Transcribe the stretch of the virtual memory review below from "1. The valid" through "been accessed recently.".
# START OF Page text
Explain what a translation lookaside buffer (TLB) is, and explain why it is important for reducing the amount of time for accessing memory.

V3.2.

Suppose we have a system with a TLB and a single level of cache for regular data. The TLB miss rate is 1%, while the cache miss rate is 5%. (Assume that these probabilities are independent of one another.) Accessing the TLB or cache takes one clock cycle, whereas accessing DRAM takes 30 clock cycles.

a. What will be the average time to access a memory value addressed using virtual memory?

b. If there were no TLB at all, what would be the average time to access memory?

V3.3.

Explain the concept and purpose of page directories.

V4.1.

Describe at least two advantages of a virtual memory system over using the actual DRAM addresses.

V4.2.

Recall that Linux's fork system call involves creating a new process whose memory is a complete copy of the process initiating the system call. However, copying many megabytes of memory from one location in RAM to another can take quite a bit of time; this cost is particularly wasteful when a program (like a shell) promptly uses execvp after fork to replace all of the duplicated memory with a program loaded from disk. Explain how this cost can be alleviated (or at least deferred) using virtual memory.

Review V: Principles of virtual memory: Solutions

V1.1.
a. It splits the virtual memory address into two parts, a page index and an offset. The CPU looks into the page table, stored in RAM, to get the page table entry for the specified page index. This page table entry tells which page frame contains the page, and the CPU looks into this page frame at the offset to access the requested data.
b. It raises a page fault, which transfers control to the operating system's exception handler. The OS will then presumably load the requested page into some page frame and return from the exception handler. On return, the CPU will try the memory access again.
V1.2.

The CPU handles (a.), (b.), and (f.). The OS handles (c.), (d.), and (e.).

V1.3.

Here are four:

1. The valid bit, saying whether the page is currently in memory.
2. The location of the page in memory.
3. The dirty bit, saying whether the page in memory has been changed.
4. The referenced bit, saying whether the page in memory has been accessed recently.
V1.4.

The OS resets the dirty bit to zero each time it loads a page into RAM, and the CPU sets the dirty bit to one each time an instruction modifies the information in the page. As a result, the dirty bit keeps track of whether the page has changed since it was loaded into RAM.

If there were no dirty bit, then when the OS decided to eject the page from RAM, it would have to assume that the page were changed, and so it would have to save the page onto disk before the RAM becomes available for other purposes. The time to save a page onto disk increases the expense of ejecting a page significantly. With the dirty bit, the OS can avoid this expense when possible.

V2.1.
# END OF Page text
# START OF Material provided
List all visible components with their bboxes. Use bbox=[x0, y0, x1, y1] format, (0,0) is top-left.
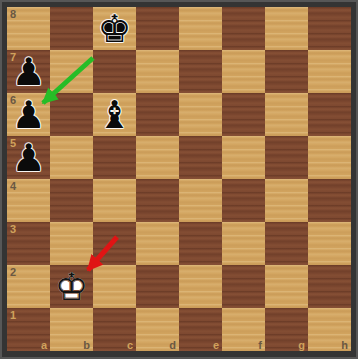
# END OF Material provided
# START OF Material provided
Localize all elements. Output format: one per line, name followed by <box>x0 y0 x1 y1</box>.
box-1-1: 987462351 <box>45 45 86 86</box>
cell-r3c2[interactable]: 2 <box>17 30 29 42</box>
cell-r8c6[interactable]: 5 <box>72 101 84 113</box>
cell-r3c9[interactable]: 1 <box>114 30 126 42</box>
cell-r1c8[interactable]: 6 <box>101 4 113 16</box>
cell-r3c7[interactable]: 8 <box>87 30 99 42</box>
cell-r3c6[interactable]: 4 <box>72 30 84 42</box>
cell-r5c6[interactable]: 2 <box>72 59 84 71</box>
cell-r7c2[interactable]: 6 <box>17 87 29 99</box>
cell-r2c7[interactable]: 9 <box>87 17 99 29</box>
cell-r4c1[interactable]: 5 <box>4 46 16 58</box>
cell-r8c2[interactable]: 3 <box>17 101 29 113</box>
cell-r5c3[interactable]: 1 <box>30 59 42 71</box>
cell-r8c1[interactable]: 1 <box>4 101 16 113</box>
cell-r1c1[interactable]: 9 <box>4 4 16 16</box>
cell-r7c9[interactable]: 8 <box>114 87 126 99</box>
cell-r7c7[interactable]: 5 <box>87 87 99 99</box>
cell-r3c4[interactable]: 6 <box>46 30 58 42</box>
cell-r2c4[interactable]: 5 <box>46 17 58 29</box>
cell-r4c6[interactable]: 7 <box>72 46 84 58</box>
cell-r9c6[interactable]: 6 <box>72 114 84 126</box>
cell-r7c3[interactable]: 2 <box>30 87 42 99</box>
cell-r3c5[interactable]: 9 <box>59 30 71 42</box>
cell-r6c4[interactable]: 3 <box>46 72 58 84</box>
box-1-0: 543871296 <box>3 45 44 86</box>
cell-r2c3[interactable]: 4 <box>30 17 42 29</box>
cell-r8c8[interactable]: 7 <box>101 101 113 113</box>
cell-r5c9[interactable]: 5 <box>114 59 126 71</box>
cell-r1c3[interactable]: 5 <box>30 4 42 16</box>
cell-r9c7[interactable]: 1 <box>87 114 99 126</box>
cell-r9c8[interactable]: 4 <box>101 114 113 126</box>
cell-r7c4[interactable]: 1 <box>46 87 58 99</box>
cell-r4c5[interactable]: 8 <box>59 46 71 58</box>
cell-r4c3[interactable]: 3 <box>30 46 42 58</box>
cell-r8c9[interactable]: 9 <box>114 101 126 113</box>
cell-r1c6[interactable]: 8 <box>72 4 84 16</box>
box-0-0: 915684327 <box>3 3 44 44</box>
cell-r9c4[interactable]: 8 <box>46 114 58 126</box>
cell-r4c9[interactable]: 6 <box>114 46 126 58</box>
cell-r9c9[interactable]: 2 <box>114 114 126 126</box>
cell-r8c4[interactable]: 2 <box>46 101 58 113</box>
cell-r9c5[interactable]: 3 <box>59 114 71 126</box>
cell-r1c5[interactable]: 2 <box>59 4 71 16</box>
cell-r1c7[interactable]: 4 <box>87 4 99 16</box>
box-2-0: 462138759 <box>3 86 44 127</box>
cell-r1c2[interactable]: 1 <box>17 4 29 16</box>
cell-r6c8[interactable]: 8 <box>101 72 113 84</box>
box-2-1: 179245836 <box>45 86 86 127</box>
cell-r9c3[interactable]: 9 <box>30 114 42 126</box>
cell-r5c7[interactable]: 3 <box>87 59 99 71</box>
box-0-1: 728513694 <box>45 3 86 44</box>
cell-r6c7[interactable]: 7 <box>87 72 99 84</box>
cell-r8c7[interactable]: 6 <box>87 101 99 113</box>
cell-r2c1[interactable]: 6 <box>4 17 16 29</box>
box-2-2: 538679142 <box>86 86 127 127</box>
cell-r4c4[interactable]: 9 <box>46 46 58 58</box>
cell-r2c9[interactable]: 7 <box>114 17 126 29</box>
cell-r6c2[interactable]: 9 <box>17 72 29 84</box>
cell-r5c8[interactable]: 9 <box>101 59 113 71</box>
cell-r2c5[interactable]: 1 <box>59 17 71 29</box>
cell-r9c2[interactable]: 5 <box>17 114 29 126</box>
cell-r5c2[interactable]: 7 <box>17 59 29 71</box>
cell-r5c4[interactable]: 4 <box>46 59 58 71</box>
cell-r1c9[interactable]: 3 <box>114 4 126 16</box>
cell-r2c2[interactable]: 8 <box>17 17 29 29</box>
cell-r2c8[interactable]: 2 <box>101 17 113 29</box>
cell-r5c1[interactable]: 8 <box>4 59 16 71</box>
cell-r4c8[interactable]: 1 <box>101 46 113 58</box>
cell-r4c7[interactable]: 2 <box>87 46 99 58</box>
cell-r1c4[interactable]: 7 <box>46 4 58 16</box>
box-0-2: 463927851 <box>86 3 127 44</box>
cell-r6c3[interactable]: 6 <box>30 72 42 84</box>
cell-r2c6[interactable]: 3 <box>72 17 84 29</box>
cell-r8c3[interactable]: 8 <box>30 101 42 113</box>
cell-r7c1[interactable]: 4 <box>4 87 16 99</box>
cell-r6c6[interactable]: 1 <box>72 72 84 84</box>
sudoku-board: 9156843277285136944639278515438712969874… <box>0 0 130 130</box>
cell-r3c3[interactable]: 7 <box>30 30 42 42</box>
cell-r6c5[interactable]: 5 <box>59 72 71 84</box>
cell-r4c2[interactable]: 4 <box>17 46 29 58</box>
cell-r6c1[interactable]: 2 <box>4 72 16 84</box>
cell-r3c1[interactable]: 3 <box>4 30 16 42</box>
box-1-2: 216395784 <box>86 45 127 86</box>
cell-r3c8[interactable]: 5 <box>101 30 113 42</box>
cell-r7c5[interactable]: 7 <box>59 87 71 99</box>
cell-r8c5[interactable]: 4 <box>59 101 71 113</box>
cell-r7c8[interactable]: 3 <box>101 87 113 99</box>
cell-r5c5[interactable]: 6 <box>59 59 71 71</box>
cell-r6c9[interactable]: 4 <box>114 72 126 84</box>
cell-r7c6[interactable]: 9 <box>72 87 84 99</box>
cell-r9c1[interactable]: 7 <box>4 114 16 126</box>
# END OF Material provided
- **Task response**:
1. The valid bit, saying whether the page is currently in memory.
2. The location of the page in memory.
3. The dirty bit, saying whether the page in memory has been changed.
4. The referenced bit, saying whether the page in memory has been accessed recently.